=== EXERCISE BRIEF ===
In the material below, find each line with the string "Mauro" and copy it.
+--
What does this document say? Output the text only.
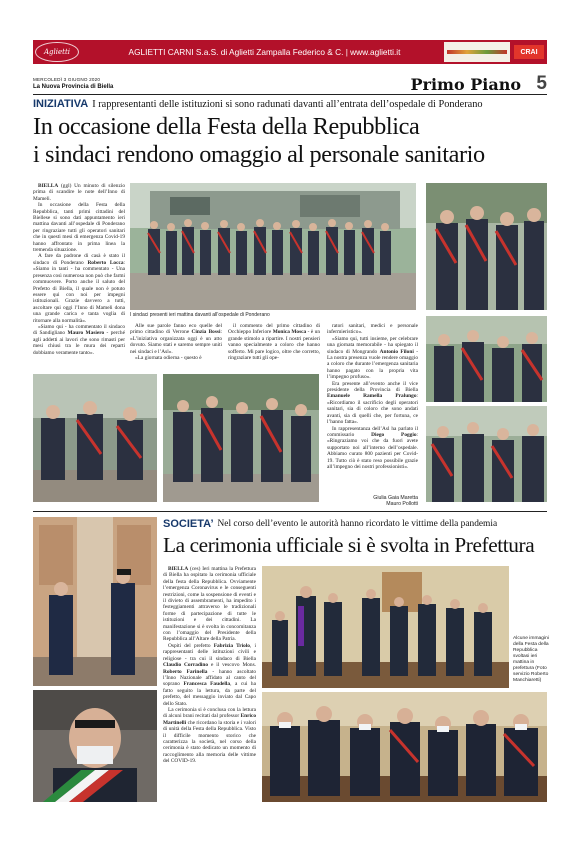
Aglietti	AGLIETTI CARNI S.a.S. di Aglietti Zampalla Federico & C. | www.aglietti.it	CRAI
MERCOLEDÌ 3 GIUGNO 2020
La Nuova Provincia di Biella	Primo Piano 5
INIZIATIVA I rappresentanti delle istituzioni si sono radunati davanti all’entrata dell’ospedale di Ponderano
In occasione della Festa della Repubblica
i sindaci rendono omaggio al personale sanitario

BIELLA (ggl) Un minuto di silenzio prima di scandire le note dell’Inno di Mameli.

In occasione della Festa della Repubblica, tanti primi cittadini del Biellese si sono dati appuntamento ieri mattina davanti all’ospedale di Ponderano per ringraziare tutti gli operatori sanitari che in questi mesi di emergenza Covid-19 hanno affrontato in prima linea la tremenda situazione.

A fare da padrone di casà è stato il sindaco di Ponderano Roberto Locca: «Siamo in tanti - ha commentato - Una presenza così numerosa non può che farmi commuovere. Porto anche il saluto del Prefetto di Biella, il quale non è potuto essere qui con noi per impegni istituzionali. Grazie davvero a tutti, ascoltare qui oggi l’Inno di Mameli dona una grande carica e tanta voglia di ritornare alla normalità».

«Siamo qui - ha commentato il sindaco di Sandigliano Mauro Masiero - perché agli addetti ai lavori che sono rimasti per mesi chiusi tra le mura dei reparti dobbiamo veramente tanto».

I sindaci presenti ieri mattina davanti all’ospedale di Ponderano

Alle sue parole fanno eco quelle del primo cittadino di Verrone Cinzia Bossi: «L’iniziativa organizzata oggi è un atto dovuto. Siamo stati e saremo sempre uniti nei sindaci e l’Asl».

«La giornata odierna - questo è

il commento del primo cittadino di Occhieppo Inferiore Monica Mosca - è un grande stimolo a ripartire. I nostri pensieri vanno specialmente a coloro che hanno sofferto. Mi pare logico, oltre che corretto, ringraziare tutti gli ope-

ratori sanitari, medici e personale infermieristico».

«Siamo qui, tutti insieme, per celebrare una giornata memorabile - ha spiegato il sindaco di Mongrando Antonio Filoni - La nostra presenza vuole rendere omaggio a coloro che durante l’emergenza sanitaria hanno pagato con la propria vita l’impegno profuso».

Era presente all’evento anche il vice presidente della Provincia di Biella Emanuele Ramella Pralungo: «Ricordiamo il sacrificio degli operatori sanitari, sia di coloro che sono andati avanti, sia di quelli che, per fortuna, ce l’hanno fatta».

In rappresentanza dell’Asl ha parlato il commissario	Diego Poggio: «Ringraziamo voi che da fuori avete supportato noi all’interno dell’ospedale. Abbiamo curato 800 pazienti per Covid-19. Tutto ciò è stato reso possibile grazie all’impegno dei nostri professionisti».

Giulia Gaia Maretta
Mauro Pollotti
SOCIETA’ Nel corso dell’evento le autorità hanno ricordato le vittime della pandemia
La cerimonia ufficiale si è svolta in Prefettura

BIELLA (ces) Ieri mattina la Prefettura di Biella ha ospitato la cerimonia ufficiale della festa della Repubblica. Ovviamente l’emergenza Coronavirus e le conseguenti restrizioni, come la sospensione di eventi e il divieto di assembramenti, ha impedito i festeggiamenti attraverso le tradizionali forme di partecipazione di tutte le istituzioni e dei cittadini. La manifestazione si è svolta in concomitanza con l’omaggio del Presidente della Repubblica all’Altare della Patria.

Ospiti del prefetto Fabrizia Triolo, i rappresentanti delle istituzioni civili e religiose - tra cui il sindaco di Biella Claudio Corradino e il vescovo Mons. Roberto Farinella - hanno ascoltato l’Inno Nazionale affidato al canto del soprano Francesca Faudella, a cui ha fatto seguito la lettura, da parte del prefetto, del messaggio inviato dal Capo dello Stato.

La cerimonia si è conclusa con la lettura di alcuni brani recitati dal professor Enrico Martinelli che ricordano la storia e i valori di unità della Festa della Repubblica. Visto il difficile momento storico che caratterizza la società, nel corso della cerimonia è stato dedicato un momento di raccoglimento alla memoria delle vittime del COVID-19.

Alcune immagini della Festa della Repubblica svoltasi ieri mattina in prefettura (Foto servizio Roberto Manchiaretti)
+--
=== FINISHED TASK ===
«Siamo qui - ha commentato il sindaco di Sandigliano Mauro Masiero - perché agli addetti ai lavori che sono rimasti per mesi chiusi tra le mura dei reparti dobbiamo veramente tanto».
Mauro Pollotti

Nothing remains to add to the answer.